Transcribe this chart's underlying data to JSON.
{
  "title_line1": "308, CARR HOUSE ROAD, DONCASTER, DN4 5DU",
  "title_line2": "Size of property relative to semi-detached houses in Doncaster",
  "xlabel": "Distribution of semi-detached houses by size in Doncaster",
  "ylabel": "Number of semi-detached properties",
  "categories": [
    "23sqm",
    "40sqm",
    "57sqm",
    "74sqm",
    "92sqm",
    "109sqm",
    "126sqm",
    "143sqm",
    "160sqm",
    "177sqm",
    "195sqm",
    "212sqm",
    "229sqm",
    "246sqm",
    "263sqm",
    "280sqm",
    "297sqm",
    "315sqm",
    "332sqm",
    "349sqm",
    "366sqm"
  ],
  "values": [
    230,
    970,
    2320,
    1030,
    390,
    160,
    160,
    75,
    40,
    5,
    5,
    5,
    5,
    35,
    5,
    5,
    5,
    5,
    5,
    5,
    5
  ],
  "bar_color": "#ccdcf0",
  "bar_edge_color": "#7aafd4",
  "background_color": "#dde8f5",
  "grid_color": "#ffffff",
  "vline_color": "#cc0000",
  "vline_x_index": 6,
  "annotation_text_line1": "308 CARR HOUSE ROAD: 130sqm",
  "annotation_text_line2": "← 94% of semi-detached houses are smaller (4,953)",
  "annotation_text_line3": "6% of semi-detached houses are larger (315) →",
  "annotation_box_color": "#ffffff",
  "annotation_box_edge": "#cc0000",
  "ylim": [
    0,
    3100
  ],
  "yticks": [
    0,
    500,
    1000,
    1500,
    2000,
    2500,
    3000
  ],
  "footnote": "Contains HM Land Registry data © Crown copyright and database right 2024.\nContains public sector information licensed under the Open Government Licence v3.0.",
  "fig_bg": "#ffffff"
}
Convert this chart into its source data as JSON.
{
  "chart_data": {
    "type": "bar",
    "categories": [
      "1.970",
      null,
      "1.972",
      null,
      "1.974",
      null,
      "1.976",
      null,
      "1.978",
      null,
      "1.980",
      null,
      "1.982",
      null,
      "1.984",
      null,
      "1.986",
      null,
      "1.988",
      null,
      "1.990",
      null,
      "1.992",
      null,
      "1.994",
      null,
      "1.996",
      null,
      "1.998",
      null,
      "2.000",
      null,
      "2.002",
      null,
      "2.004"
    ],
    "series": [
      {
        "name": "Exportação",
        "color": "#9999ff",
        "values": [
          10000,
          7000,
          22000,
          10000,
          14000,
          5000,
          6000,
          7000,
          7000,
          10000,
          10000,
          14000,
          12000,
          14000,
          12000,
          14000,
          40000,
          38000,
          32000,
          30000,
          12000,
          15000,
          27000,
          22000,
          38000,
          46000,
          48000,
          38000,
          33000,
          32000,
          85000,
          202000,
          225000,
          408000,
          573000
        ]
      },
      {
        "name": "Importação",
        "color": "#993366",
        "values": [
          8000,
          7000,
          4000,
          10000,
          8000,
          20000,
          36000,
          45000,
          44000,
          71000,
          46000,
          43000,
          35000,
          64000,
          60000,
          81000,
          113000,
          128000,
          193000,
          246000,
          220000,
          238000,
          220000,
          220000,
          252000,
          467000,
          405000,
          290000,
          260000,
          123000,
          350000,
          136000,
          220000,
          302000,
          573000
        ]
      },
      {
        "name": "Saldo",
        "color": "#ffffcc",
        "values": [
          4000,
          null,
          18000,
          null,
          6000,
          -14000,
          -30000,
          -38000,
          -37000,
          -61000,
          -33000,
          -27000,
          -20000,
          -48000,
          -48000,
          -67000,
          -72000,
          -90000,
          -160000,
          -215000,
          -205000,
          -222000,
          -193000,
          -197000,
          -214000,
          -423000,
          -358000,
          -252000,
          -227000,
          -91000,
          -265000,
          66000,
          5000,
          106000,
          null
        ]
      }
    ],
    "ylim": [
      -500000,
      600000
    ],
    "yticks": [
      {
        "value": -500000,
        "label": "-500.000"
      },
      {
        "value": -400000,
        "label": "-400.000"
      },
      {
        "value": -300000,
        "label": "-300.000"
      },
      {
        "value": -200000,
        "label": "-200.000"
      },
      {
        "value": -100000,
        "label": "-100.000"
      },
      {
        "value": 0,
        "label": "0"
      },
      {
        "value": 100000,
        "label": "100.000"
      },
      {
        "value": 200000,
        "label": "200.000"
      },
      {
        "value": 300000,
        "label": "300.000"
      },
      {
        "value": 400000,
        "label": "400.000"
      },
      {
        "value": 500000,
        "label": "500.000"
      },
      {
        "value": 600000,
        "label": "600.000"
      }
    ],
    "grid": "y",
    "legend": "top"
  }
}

..........

■ Request ■
Repeat every line of the material exactly as given.

■ Answer to this exercise ■
Transcribe this chart's underlying data to JSON.
{
  "title_line1": "308, CARR HOUSE ROAD, DONCASTER, DN4 5DU",
  "title_line2": "Size of property relative to semi-detached houses in Doncaster",
  "xlabel": "Distribution of semi-detached houses by size in Doncaster",
  "ylabel": "Number of semi-detached properties",
  "categories": [
    "23sqm",
    "40sqm",
    "57sqm",
    "74sqm",
    "92sqm",
    "109sqm",
    "126sqm",
    "143sqm",
    "160sqm",
    "177sqm",
    "195sqm",
    "212sqm",
    "229sqm",
    "246sqm",
    "263sqm",
    "280sqm",
    "297sqm",
    "315sqm",
    "332sqm",
    "349sqm",
    "366sqm"
  ],
  "values": [
    230,
    970,
    2320,
    1030,
    390,
    160,
    160,
    75,
    40,
    5,
    5,
    5,
    5,
    35,
    5,
    5,
    5,
    5,
    5,
    5,
    5
  ],
  "bar_color": "#ccdcf0",
  "bar_edge_color": "#7aafd4",
  "background_color": "#dde8f5",
  "grid_color": "#ffffff",
  "vline_color": "#cc0000",
  "vline_x_index": 6,
  "annotation_text_line1": "308 CARR HOUSE ROAD: 130sqm",
  "annotation_text_line2": "← 94% of semi-detached houses are smaller (4,953)",
  "annotation_text_line3": "6% of semi-detached houses are larger (315) →",
  "annotation_box_color": "#ffffff",
  "annotation_box_edge": "#cc0000",
  "ylim": [
    0,
    3100
  ],
  "yticks": [
    0,
    500,
    1000,
    1500,
    2000,
    2500,
    3000
  ],
  "footnote": "Contains HM Land Registry data © Crown copyright and database right 2024.\nContains public sector information licensed under the Open Government Licence v3.0.",
  "fig_bg": "#ffffff"
}
Convert this chart into its source data as JSON.
{
  "chart_data": {
    "type": "bar",
    "categories": [
      "1.970",
      null,
      "1.972",
      null,
      "1.974",
      null,
      "1.976",
      null,
      "1.978",
      null,
      "1.980",
      null,
      "1.982",
      null,
      "1.984",
      null,
      "1.986",
      null,
      "1.988",
      null,
      "1.990",
      null,
      "1.992",
      null,
      "1.994",
      null,
      "1.996",
      null,
      "1.998",
      null,
      "2.000",
      null,
      "2.002",
      null,
      "2.004"
    ],
    "series": [
      {
        "name": "Exportação",
        "color": "#9999ff",
        "values": [
          10000,
          7000,
          22000,
          10000,
          14000,
          5000,
          6000,
          7000,
          7000,
          10000,
          10000,
          14000,
          12000,
          14000,
          12000,
          14000,
          40000,
          38000,
          32000,
          30000,
          12000,
          15000,
          27000,
          22000,
          38000,
          46000,
          48000,
          38000,
          33000,
          32000,
          85000,
          202000,
          225000,
          408000,
          573000
        ]
      },
      {
        "name": "Importação",
        "color": "#993366",
        "values": [
          8000,
          7000,
          4000,
          10000,
          8000,
          20000,
          36000,
          45000,
          44000,
          71000,
          46000,
          43000,
          35000,
          64000,
          60000,
          81000,
          113000,
          128000,
          193000,
          246000,
          220000,
          238000,
          220000,
          220000,
          252000,
          467000,
          405000,
          290000,
          260000,
          123000,
          350000,
          136000,
          220000,
          302000,
          573000
        ]
      },
      {
        "name": "Saldo",
        "color": "#ffffcc",
        "values": [
          4000,
          null,
          18000,
          null,
          6000,
          -14000,
          -30000,
          -38000,
          -37000,
          -61000,
          -33000,
          -27000,
          -20000,
          -48000,
          -48000,
          -67000,
          -72000,
          -90000,
          -160000,
          -215000,
          -205000,
          -222000,
          -193000,
          -197000,
          -214000,
          -423000,
          -358000,
          -252000,
          -227000,
          -91000,
          -265000,
          66000,
          5000,
          106000,
          null
        ]
      }
    ],
    "ylim": [
      -500000,
      600000
    ],
    "yticks": [
      {
        "value": -500000,
        "label": "-500.000"
      },
      {
        "value": -400000,
        "label": "-400.000"
      },
      {
        "value": -300000,
        "label": "-300.000"
      },
      {
        "value": -200000,
        "label": "-200.000"
      },
      {
        "value": -100000,
        "label": "-100.000"
      },
      {
        "value": 0,
        "label": "0"
      },
      {
        "value": 100000,
        "label": "100.000"
      },
      {
        "value": 200000,
        "label": "200.000"
      },
      {
        "value": 300000,
        "label": "300.000"
      },
      {
        "value": 400000,
        "label": "400.000"
      },
      {
        "value": 500000,
        "label": "500.000"
      },
      {
        "value": 600000,
        "label": "600.000"
      }
    ],
    "grid": "y",
    "legend": "top"
  }
}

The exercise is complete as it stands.